### PROBLEM TO SOLVE
Give back every line of the material below that has the string "Still".

### EXERCISE DATA
■ ■ ■ ■ ■ ■ ■
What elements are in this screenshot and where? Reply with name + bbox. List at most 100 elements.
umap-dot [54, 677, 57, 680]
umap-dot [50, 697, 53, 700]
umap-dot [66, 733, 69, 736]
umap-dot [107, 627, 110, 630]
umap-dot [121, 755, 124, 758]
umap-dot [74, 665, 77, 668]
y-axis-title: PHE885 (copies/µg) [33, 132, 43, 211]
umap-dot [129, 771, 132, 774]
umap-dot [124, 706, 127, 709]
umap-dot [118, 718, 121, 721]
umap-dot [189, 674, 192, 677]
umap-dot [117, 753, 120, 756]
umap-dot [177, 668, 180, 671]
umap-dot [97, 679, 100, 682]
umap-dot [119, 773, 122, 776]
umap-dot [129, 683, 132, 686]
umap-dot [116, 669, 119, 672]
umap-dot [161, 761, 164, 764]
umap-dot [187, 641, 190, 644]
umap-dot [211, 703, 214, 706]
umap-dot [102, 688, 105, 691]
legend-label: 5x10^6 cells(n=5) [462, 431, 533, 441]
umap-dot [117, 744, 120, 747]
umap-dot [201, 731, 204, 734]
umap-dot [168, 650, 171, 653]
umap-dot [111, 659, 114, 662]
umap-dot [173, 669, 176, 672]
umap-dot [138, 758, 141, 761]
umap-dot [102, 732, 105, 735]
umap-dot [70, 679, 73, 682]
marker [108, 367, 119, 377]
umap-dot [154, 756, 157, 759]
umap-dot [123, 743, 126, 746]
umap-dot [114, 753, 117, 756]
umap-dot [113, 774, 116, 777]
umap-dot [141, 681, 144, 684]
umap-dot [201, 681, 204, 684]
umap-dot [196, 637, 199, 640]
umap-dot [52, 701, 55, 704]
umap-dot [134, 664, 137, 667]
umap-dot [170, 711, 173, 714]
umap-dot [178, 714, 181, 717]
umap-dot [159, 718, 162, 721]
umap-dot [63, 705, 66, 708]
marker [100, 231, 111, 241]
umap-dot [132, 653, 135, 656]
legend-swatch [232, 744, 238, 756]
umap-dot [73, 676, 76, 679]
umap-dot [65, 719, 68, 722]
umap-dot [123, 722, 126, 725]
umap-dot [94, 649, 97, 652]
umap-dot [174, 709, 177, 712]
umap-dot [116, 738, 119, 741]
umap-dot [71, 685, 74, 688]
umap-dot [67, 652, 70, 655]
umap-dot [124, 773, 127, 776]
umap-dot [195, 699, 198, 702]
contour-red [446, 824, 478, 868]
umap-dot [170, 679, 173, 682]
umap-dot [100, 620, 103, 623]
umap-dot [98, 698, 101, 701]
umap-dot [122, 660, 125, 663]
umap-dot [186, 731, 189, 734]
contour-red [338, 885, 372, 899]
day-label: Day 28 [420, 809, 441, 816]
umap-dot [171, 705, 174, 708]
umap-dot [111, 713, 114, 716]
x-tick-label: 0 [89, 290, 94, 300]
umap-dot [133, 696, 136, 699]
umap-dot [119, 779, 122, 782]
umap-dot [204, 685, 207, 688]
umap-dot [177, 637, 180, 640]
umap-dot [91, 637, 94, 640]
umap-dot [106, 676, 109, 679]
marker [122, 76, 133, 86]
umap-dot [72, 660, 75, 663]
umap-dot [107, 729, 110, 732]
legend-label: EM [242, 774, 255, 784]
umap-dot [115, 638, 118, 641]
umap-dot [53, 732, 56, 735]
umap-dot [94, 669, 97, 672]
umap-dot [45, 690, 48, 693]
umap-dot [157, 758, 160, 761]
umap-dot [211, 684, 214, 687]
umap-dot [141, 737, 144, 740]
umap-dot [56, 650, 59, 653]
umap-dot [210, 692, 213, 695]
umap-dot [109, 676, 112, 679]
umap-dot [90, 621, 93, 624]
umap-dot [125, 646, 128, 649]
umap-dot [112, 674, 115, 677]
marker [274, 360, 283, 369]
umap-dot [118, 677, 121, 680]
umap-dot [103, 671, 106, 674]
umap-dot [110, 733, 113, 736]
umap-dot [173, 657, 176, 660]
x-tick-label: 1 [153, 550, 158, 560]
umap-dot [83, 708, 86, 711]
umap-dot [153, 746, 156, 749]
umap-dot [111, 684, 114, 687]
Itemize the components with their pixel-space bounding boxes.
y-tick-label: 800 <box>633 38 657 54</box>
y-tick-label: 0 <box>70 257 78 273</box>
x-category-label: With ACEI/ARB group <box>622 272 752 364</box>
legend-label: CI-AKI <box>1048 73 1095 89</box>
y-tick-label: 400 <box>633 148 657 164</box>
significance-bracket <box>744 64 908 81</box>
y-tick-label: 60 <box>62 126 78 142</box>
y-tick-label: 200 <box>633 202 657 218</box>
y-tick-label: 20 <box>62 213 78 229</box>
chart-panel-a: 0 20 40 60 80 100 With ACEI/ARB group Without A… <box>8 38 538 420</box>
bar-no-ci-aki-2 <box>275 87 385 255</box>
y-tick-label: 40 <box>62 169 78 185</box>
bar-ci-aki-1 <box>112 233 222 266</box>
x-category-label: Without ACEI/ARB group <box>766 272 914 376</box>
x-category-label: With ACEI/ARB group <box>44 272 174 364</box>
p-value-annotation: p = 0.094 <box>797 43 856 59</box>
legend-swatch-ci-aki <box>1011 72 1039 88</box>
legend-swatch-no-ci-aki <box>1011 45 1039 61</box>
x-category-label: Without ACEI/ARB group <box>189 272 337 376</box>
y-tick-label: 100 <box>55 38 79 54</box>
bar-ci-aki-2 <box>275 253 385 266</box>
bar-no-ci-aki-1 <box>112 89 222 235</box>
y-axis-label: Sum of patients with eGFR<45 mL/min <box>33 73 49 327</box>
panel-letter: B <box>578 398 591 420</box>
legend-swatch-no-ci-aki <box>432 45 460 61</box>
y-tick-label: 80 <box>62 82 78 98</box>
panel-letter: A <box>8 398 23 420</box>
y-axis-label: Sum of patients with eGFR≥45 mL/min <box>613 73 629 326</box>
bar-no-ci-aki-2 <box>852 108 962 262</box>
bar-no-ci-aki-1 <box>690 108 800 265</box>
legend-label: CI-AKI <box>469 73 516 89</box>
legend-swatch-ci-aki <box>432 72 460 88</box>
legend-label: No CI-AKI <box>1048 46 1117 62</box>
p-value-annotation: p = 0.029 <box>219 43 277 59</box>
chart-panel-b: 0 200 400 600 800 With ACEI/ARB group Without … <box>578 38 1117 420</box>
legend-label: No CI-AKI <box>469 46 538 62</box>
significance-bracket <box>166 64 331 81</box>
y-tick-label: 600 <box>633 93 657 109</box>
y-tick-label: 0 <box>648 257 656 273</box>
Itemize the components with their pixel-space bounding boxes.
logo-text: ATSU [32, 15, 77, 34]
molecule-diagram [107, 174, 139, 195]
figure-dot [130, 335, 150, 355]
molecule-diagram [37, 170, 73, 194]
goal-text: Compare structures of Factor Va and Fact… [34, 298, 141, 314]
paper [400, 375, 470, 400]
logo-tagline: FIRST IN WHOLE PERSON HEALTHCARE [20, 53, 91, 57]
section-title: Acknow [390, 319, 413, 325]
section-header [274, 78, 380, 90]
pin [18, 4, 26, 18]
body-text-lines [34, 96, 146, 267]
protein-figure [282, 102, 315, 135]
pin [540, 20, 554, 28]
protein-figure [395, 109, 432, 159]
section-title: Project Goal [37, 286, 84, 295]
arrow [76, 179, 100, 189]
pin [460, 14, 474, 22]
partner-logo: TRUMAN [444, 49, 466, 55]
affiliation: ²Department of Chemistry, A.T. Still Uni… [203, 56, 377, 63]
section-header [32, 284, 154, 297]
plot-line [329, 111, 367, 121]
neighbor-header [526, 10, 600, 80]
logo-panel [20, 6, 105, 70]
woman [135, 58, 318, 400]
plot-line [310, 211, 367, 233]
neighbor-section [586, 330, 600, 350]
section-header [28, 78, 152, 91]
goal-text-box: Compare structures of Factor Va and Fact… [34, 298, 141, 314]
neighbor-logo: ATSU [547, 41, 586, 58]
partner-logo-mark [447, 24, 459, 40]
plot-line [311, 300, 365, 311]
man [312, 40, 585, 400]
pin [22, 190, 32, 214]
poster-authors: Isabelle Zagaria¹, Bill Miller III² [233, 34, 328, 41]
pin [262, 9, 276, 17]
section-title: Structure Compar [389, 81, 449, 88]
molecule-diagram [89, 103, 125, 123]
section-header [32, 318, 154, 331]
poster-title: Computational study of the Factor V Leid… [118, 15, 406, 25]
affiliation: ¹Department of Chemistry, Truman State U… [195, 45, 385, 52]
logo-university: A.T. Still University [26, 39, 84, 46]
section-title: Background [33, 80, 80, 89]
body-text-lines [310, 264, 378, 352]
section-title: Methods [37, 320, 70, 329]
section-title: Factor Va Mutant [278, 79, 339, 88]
■ ■ ■ ■ ■ ■ ■
### RESPONSE TO THIS EXERCISE
affiliation: ²Department of Chemistry, A.T. Still Uni… [203, 56, 377, 63]
logo-university: A.T. Still University [26, 39, 84, 46]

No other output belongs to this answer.